- _Instructions to follow_: Where a line in the listing contains the string "color", copy that line out.

- _Stored records_:
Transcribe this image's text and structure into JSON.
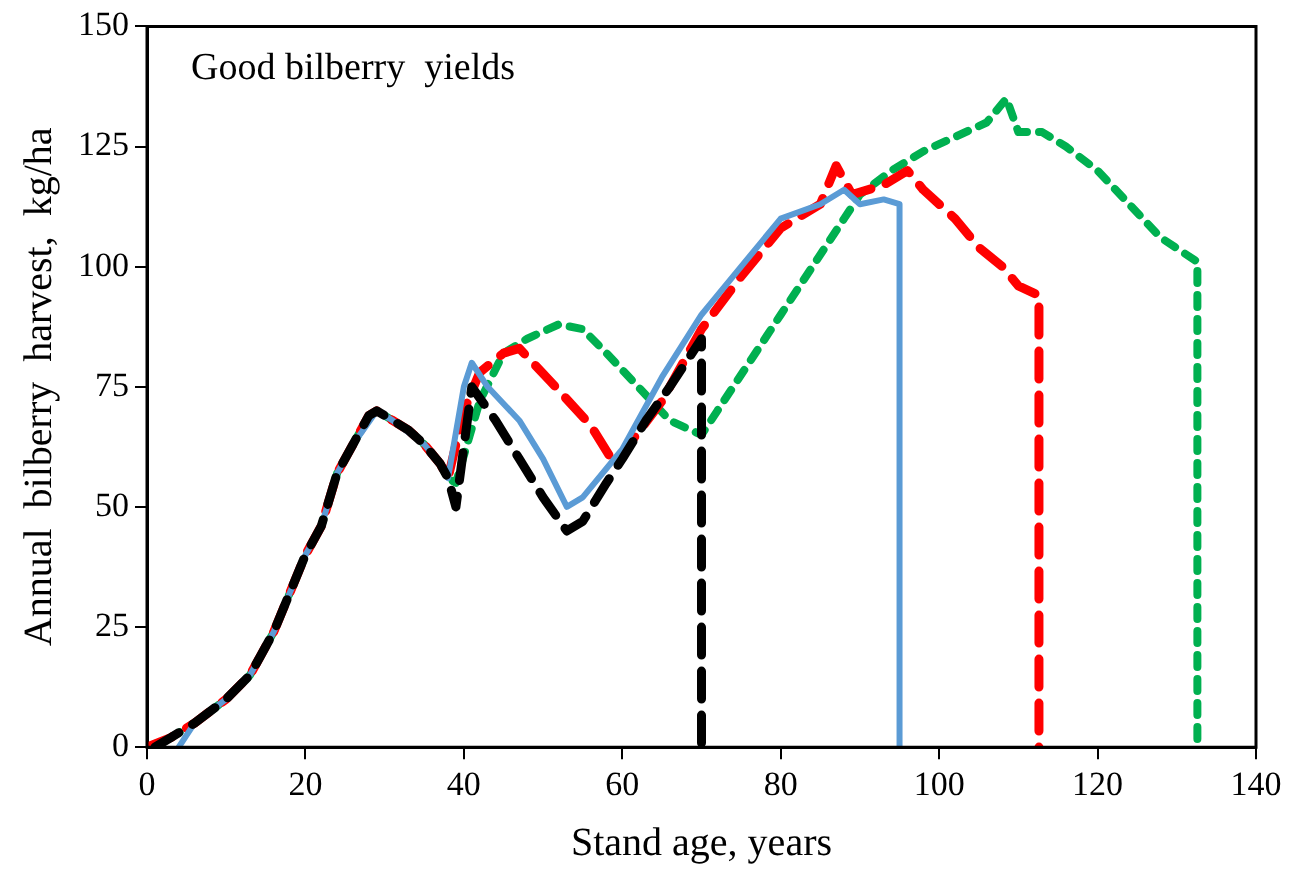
{
  "chart_data": {
    "type": "line",
    "title": "Good bilberry  yields",
    "xlabel": "Stand age, years",
    "ylabel": "Annual  bilberry  harvest,  kg/ha",
    "xlim": [
      0,
      140
    ],
    "xticks": [
      0,
      20,
      40,
      60,
      80,
      100,
      120,
      140
    ],
    "ylim": [
      0,
      150
    ],
    "yticks": [
      0,
      25,
      50,
      75,
      100,
      125,
      150
    ],
    "grid": false,
    "legend": false,
    "marker": "none",
    "series": [
      {
        "color": "#000000",
        "line_style": "dashed",
        "x": [
          1,
          3,
          6,
          10,
          13,
          16,
          18,
          20,
          22,
          24,
          26,
          28,
          29,
          31,
          33,
          35,
          37,
          38,
          39,
          41,
          44,
          47,
          50,
          53,
          55,
          58,
          60,
          63,
          66,
          68,
          70,
          70
        ],
        "values": [
          0,
          2,
          5,
          10,
          15,
          24,
          32,
          40,
          46,
          57,
          63,
          69,
          70,
          68,
          66,
          63,
          59,
          56,
          50,
          75,
          68,
          60,
          52,
          45,
          47,
          55,
          60,
          68,
          75,
          80,
          85,
          0
        ]
      },
      {
        "color": "#5b9bd5",
        "line_style": "solid",
        "x": [
          4,
          6,
          10,
          13,
          16,
          18,
          20,
          22,
          24,
          26,
          29,
          31,
          35,
          37,
          38,
          40,
          41,
          43,
          47,
          50,
          53,
          55,
          60,
          65,
          70,
          75,
          80,
          85,
          88,
          90,
          93,
          95,
          95
        ],
        "values": [
          0,
          5,
          10,
          15,
          24,
          32,
          40,
          46,
          57,
          63,
          70,
          68,
          63,
          59,
          56,
          75,
          80,
          75,
          68,
          60,
          50,
          52,
          62,
          77,
          90,
          100,
          110,
          113,
          116,
          113,
          114,
          113,
          0
        ]
      },
      {
        "color": "#ff0000",
        "line_style": "dashed",
        "x": [
          0,
          3,
          6,
          10,
          13,
          16,
          18,
          20,
          22,
          24,
          26,
          28,
          29,
          31,
          33,
          35,
          37,
          38,
          40,
          42,
          45,
          47,
          51,
          56,
          59,
          65,
          70,
          75,
          80,
          85,
          87,
          89,
          93,
          96,
          98,
          102,
          105,
          108,
          110,
          112.6,
          112.6
        ],
        "values": [
          0,
          2,
          5,
          10,
          15,
          24,
          32,
          40,
          46,
          57,
          63,
          69,
          70,
          68,
          66,
          63,
          59,
          56,
          70,
          78,
          82,
          83,
          76,
          67,
          59,
          72,
          87,
          98,
          108,
          113,
          121,
          115,
          117,
          120,
          116,
          110,
          104,
          100,
          96,
          94,
          0
        ]
      },
      {
        "color": "#00b050",
        "line_style": "dotted",
        "x": [
          0,
          3,
          6,
          10,
          13,
          16,
          18,
          20,
          22,
          24,
          26,
          28,
          29,
          31,
          33,
          35,
          37,
          38,
          39,
          42,
          45,
          48,
          52,
          55,
          58,
          62,
          66,
          70,
          72,
          76,
          80,
          84,
          88,
          90,
          94,
          98,
          102,
          106,
          108.5,
          110,
          113,
          116,
          120,
          124,
          128,
          132.6,
          132.6
        ],
        "values": [
          0,
          2,
          5,
          10,
          15,
          24,
          32,
          40,
          46,
          57,
          63,
          69,
          70,
          68,
          66,
          63,
          59,
          56,
          55,
          72,
          82,
          85,
          88,
          87,
          82,
          75,
          68,
          65,
          70,
          80,
          90,
          100,
          110,
          115,
          120,
          124,
          127,
          130,
          135,
          128,
          128,
          125,
          120,
          113,
          106,
          101,
          0
        ]
      }
    ]
  }
}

- _Response_:
        "color": "#000000",
        "color": "#5b9bd5",
        "color": "#ff0000",
        "color": "#00b050",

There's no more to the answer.